**Written problem**
Collect all lines below with the string "لدلالة".

**Records for the exercise**

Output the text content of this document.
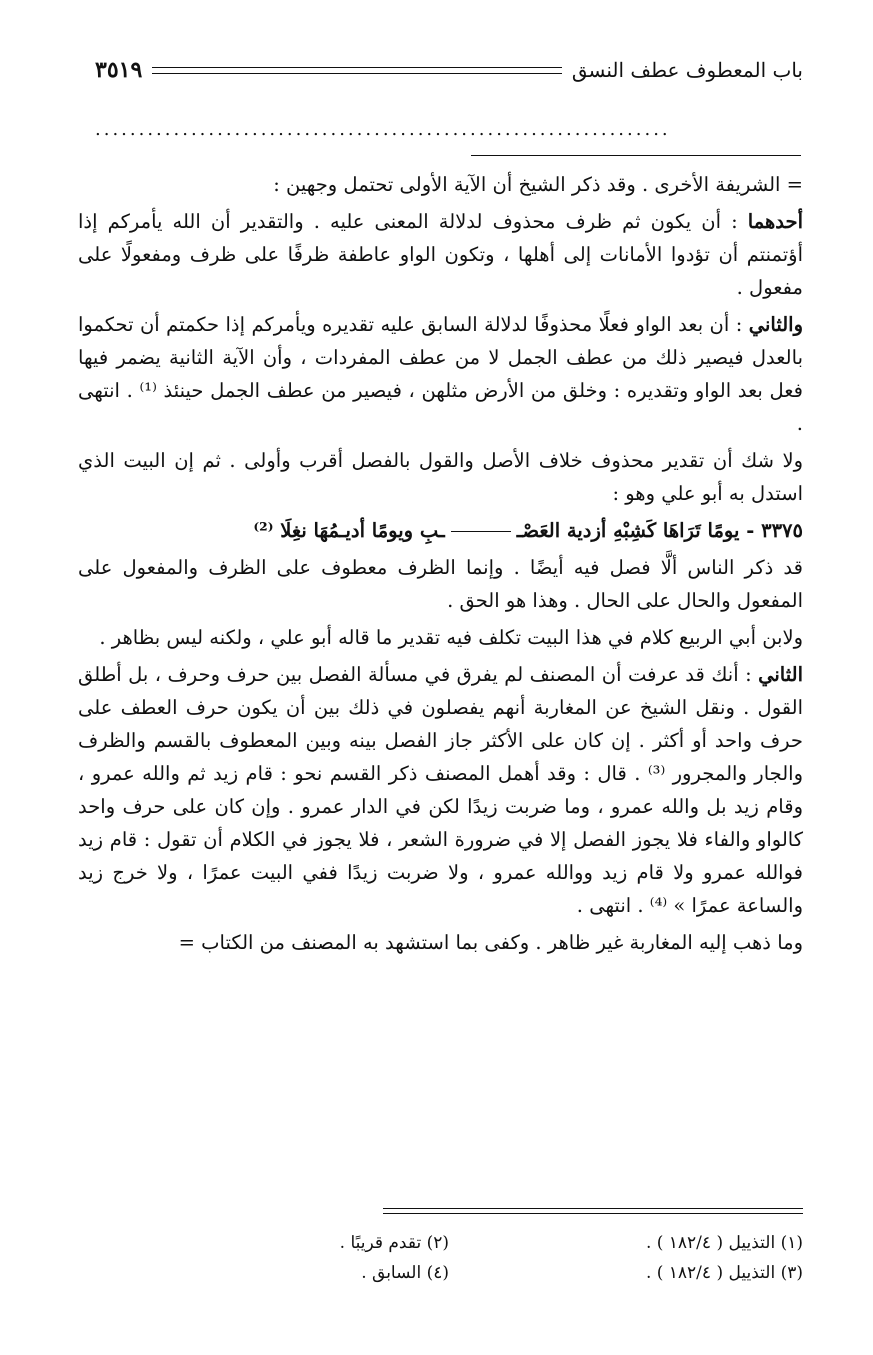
باب المعطوف عطف النسق
٣٥١٩
..................................................................

= الشريفة الأخرى . وقد ذكر الشيخ أن الآية الأولى تحتمل وجهين :

أحدهما : أن يكون ثم ظرف محذوف لدلالة المعنى عليه . والتقدير أن الله يأمركم إذا أؤتمنتم أن تؤدوا الأمانات إلى أهلها ، وتكون الواو عاطفة ظرفًا على ظرف ومفعولًا على مفعول .

والثاني : أن بعد الواو فعلًا محذوفًا لدلالة السابق عليه تقديره ويأمركم إذا حكمتم أن تحكموا بالعدل فيصير ذلك من عطف الجمل لا من عطف المفردات ، وأن الآية الثانية يضمر فيها فعل بعد الواو وتقديره : وخلق من الأرض مثلهن ، فيصير من عطف الجمل حينئذ ⁽¹⁾ . انتهى .

ولا شك أن تقدير محذوف خلاف الأصل والقول بالفصل أقرب وأولى . ثم إن البيت الذي استدل به أبو علي وهو :

٣٣٧٥ - يومًا تَرَاهَا كَشِبْهِ أزدية العَصْــبِ ويومًا أديـمُهَا نغِلَا ⁽²⁾

قد ذكر الناس ألَّا فصل فيه أيضًا . وإنما الظرف معطوف على الظرف والمفعول على المفعول والحال على الحال . وهذا هو الحق .

ولابن أبي الربيع كلام في هذا البيت تكلف فيه تقدير ما قاله أبو علي ، ولكنه ليس بظاهر .

الثاني : أنك قد عرفت أن المصنف لم يفرق في مسألة الفصل بين حرف وحرف ، بل أطلق القول . ونقل الشيخ عن المغاربة أنهم يفصلون في ذلك بين أن يكون حرف العطف على حرف واحد أو أكثر . إن كان على الأكثر جاز الفصل بينه وبين المعطوف بالقسم والظرف والجار والمجرور ⁽³⁾ . قال : وقد أهمل المصنف ذكر القسم نحو : قام زيد ثم والله عمرو ، وقام زيد بل والله عمرو ، وما ضربت زيدًا لكن في الدار عمرو . وإن كان على حرف واحد كالواو والفاء فلا يجوز الفصل إلا في ضرورة الشعر ، فلا يجوز في الكلام أن تقول : قام زيد فوالله عمرو ولا قام زيد ووالله عمرو ، ولا ضربت زيدًا ففي البيت عمرًا ، ولا خرج زيد والساعة عمرًا » ⁽⁴⁾ . انتهى .

وما ذهب إليه المغاربة غير ظاهر . وكفى بما استشهد به المصنف من الكتاب =

(١) التذييل ( ١٨٢/٤ ) .
(٢) تقدم قريبًا .
(٣) التذييل ( ١٨٢/٤ ) .
(٤) السابق .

**Complete answer**
أحدهما : أن يكون ثم ظرف محذوف لدلالة المعنى عليه . والتقدير أن الله يأمركم إذا أؤتمنتم أن تؤدوا الأمانات إلى أهلها ، وتكون الواو عاطفة ظرفًا على ظرف ومفعولًا على مفعول .
والثاني : أن بعد الواو فعلًا محذوفًا لدلالة السابق عليه تقديره ويأمركم إذا حكمتم أن تحكموا بالعدل فيصير ذلك من عطف الجمل لا من عطف المفردات ، وأن الآية الثانية يضمر فيها فعل بعد الواو وتقديره : وخلق من الأرض مثلهن ، فيصير من عطف الجمل حينئذ ⁽¹⁾ . انتهى .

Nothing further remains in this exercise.